EXERCISE AIM. Transcribe every line exactly. Leave the pictures behind.

Dataset listings of figures.
***

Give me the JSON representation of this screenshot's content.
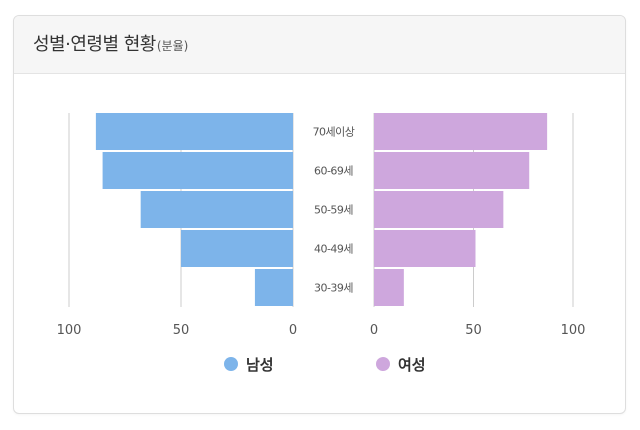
{
  "header": {
    "title": "성별·연령별 현황",
    "unit": "(분율)"
  },
  "legend": {
    "male_label": "남성",
    "female_label": "여성"
  },
  "colors": {
    "male": "#7db4ea",
    "female": "#cea7dd",
    "axis": "#cccccc",
    "tick_text": "#555555",
    "category_text": "#555555"
  },
  "chart_data": {
    "type": "bar",
    "orientation": "horizontal-pyramid",
    "categories": [
      "70세이상",
      "60-69세",
      "50-59세",
      "40-49세",
      "30-39세"
    ],
    "series": [
      {
        "name": "남성",
        "values": [
          88,
          85,
          68,
          50,
          17
        ]
      },
      {
        "name": "여성",
        "values": [
          87,
          78,
          65,
          51,
          15
        ]
      }
    ],
    "xlim": [
      0,
      100
    ],
    "ticks": [
      0,
      50,
      100
    ],
    "legend_position": "bottom-center"
  }
}
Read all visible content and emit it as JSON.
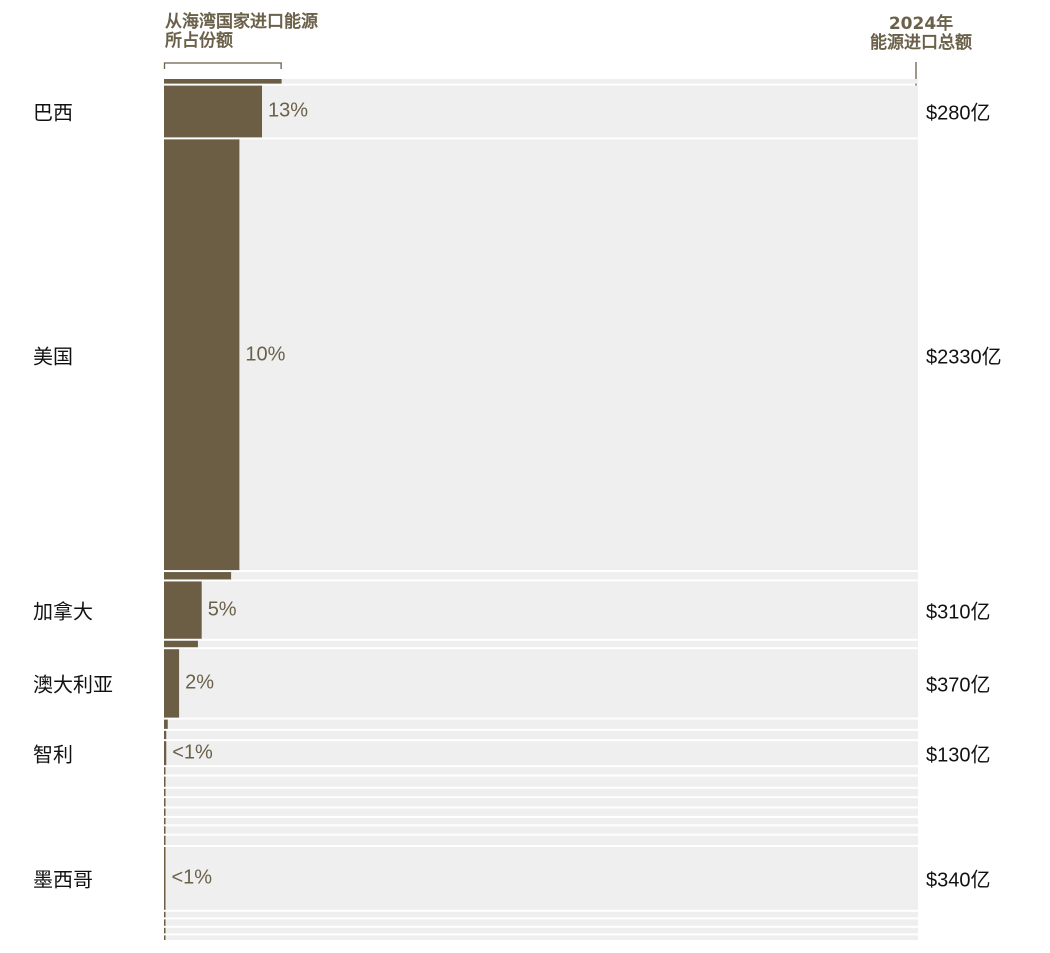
{
  "header": {
    "left_line1": "从海湾国家进口能源",
    "left_line2": "所占份额",
    "right_line1": "2024年",
    "right_line2": "能源进口总额"
  },
  "colors": {
    "bar": "#6b5e45",
    "track": "#efefef",
    "text_accent": "#6b614a"
  },
  "chart_data": {
    "type": "bar",
    "title": "",
    "xlabel": "从海湾国家进口能源所占份额",
    "ylabel": "2024年能源进口总额",
    "xlim": [
      0,
      100
    ],
    "labeled_rows": [
      {
        "country": "巴西",
        "share_pct": 13,
        "share_label": "13%",
        "total_label": "$280亿"
      },
      {
        "country": "美国",
        "share_pct": 10,
        "share_label": "10%",
        "total_label": "$2330亿"
      },
      {
        "country": "加拿大",
        "share_pct": 5,
        "share_label": "5%",
        "total_label": "$310亿"
      },
      {
        "country": "澳大利亚",
        "share_pct": 2,
        "share_label": "2%",
        "total_label": "$370亿"
      },
      {
        "country": "智利",
        "share_pct": 0.3,
        "share_label": "<1%",
        "total_label": "$130亿"
      },
      {
        "country": "墨西哥",
        "share_pct": 0.2,
        "share_label": "<1%",
        "total_label": "$340亿"
      }
    ],
    "rows": [
      {
        "share_pct": 15.6,
        "total_bn": 25
      },
      {
        "share_pct": 13,
        "total_bn": 280,
        "label_index": 0
      },
      {
        "share_pct": 10,
        "total_bn": 2330,
        "label_index": 1
      },
      {
        "share_pct": 8.9,
        "total_bn": 40
      },
      {
        "share_pct": 5,
        "total_bn": 310,
        "label_index": 2
      },
      {
        "share_pct": 4.5,
        "total_bn": 35
      },
      {
        "share_pct": 2,
        "total_bn": 370,
        "label_index": 3
      },
      {
        "share_pct": 0.5,
        "total_bn": 50
      },
      {
        "share_pct": 0.3,
        "total_bn": 45
      },
      {
        "share_pct": 0.3,
        "total_bn": 130,
        "label_index": 4
      },
      {
        "share_pct": 0.2,
        "total_bn": 40
      },
      {
        "share_pct": 0.2,
        "total_bn": 55
      },
      {
        "share_pct": 0.2,
        "total_bn": 40
      },
      {
        "share_pct": 0.2,
        "total_bn": 45
      },
      {
        "share_pct": 0.2,
        "total_bn": 40
      },
      {
        "share_pct": 0.2,
        "total_bn": 35
      },
      {
        "share_pct": 0.2,
        "total_bn": 40
      },
      {
        "share_pct": 0.2,
        "total_bn": 50
      },
      {
        "share_pct": 0.2,
        "total_bn": 340,
        "label_index": 5
      },
      {
        "share_pct": 0.2,
        "total_bn": 30
      },
      {
        "share_pct": 0.2,
        "total_bn": 35
      },
      {
        "share_pct": 0.2,
        "total_bn": 30
      },
      {
        "share_pct": 0.2,
        "total_bn": 25
      }
    ]
  }
}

***

RESULT FOR THIS EXERCISE.
Give me the JSON representation of this screenshot's content.
{
  "header": {
    "title": "성별·연령별 현황",
    "unit": "(분율)"
  },
  "legend": {
    "male_label": "남성",
    "female_label": "여성"
  },
  "colors": {
    "male": "#7db4ea",
    "female": "#cea7dd",
    "axis": "#cccccc",
    "tick_text": "#555555",
    "category_text": "#555555"
  },
  "chart_data": {
    "type": "bar",
    "orientation": "horizontal-pyramid",
    "categories": [
      "70세이상",
      "60-69세",
      "50-59세",
      "40-49세",
      "30-39세"
    ],
    "series": [
      {
        "name": "남성",
        "values": [
          88,
          85,
          68,
          50,
          17
        ]
      },
      {
        "name": "여성",
        "values": [
          87,
          78,
          65,
          51,
          15
        ]
      }
    ],
    "xlim": [
      0,
      100
    ],
    "ticks": [
      0,
      50,
      100
    ],
    "legend_position": "bottom-center"
  }
}
Read all visible content and emit it as JSON.
{
  "header": {
    "left_line1": "从海湾国家进口能源",
    "left_line2": "所占份额",
    "right_line1": "2024年",
    "right_line2": "能源进口总额"
  },
  "colors": {
    "bar": "#6b5e45",
    "track": "#efefef",
    "text_accent": "#6b614a"
  },
  "chart_data": {
    "type": "bar",
    "title": "",
    "xlabel": "从海湾国家进口能源所占份额",
    "ylabel": "2024年能源进口总额",
    "xlim": [
      0,
      100
    ],
    "labeled_rows": [
      {
        "country": "巴西",
        "share_pct": 13,
        "share_label": "13%",
        "total_label": "$280亿"
      },
      {
        "country": "美国",
        "share_pct": 10,
        "share_label": "10%",
        "total_label": "$2330亿"
      },
      {
        "country": "加拿大",
        "share_pct": 5,
        "share_label": "5%",
        "total_label": "$310亿"
      },
      {
        "country": "澳大利亚",
        "share_pct": 2,
        "share_label": "2%",
        "total_label": "$370亿"
      },
      {
        "country": "智利",
        "share_pct": 0.3,
        "share_label": "<1%",
        "total_label": "$130亿"
      },
      {
        "country": "墨西哥",
        "share_pct": 0.2,
        "share_label": "<1%",
        "total_label": "$340亿"
      }
    ],
    "rows": [
      {
        "share_pct": 15.6,
        "total_bn": 25
      },
      {
        "share_pct": 13,
        "total_bn": 280,
        "label_index": 0
      },
      {
        "share_pct": 10,
        "total_bn": 2330,
        "label_index": 1
      },
      {
        "share_pct": 8.9,
        "total_bn": 40
      },
      {
        "share_pct": 5,
        "total_bn": 310,
        "label_index": 2
      },
      {
        "share_pct": 4.5,
        "total_bn": 35
      },
      {
        "share_pct": 2,
        "total_bn": 370,
        "label_index": 3
      },
      {
        "share_pct": 0.5,
        "total_bn": 50
      },
      {
        "share_pct": 0.3,
        "total_bn": 45
      },
      {
        "share_pct": 0.3,
        "total_bn": 130,
        "label_index": 4
      },
      {
        "share_pct": 0.2,
        "total_bn": 40
      },
      {
        "share_pct": 0.2,
        "total_bn": 55
      },
      {
        "share_pct": 0.2,
        "total_bn": 40
      },
      {
        "share_pct": 0.2,
        "total_bn": 45
      },
      {
        "share_pct": 0.2,
        "total_bn": 40
      },
      {
        "share_pct": 0.2,
        "total_bn": 35
      },
      {
        "share_pct": 0.2,
        "total_bn": 40
      },
      {
        "share_pct": 0.2,
        "total_bn": 50
      },
      {
        "share_pct": 0.2,
        "total_bn": 340,
        "label_index": 5
      },
      {
        "share_pct": 0.2,
        "total_bn": 30
      },
      {
        "share_pct": 0.2,
        "total_bn": 35
      },
      {
        "share_pct": 0.2,
        "total_bn": 30
      },
      {
        "share_pct": 0.2,
        "total_bn": 25
      }
    ]
  }
}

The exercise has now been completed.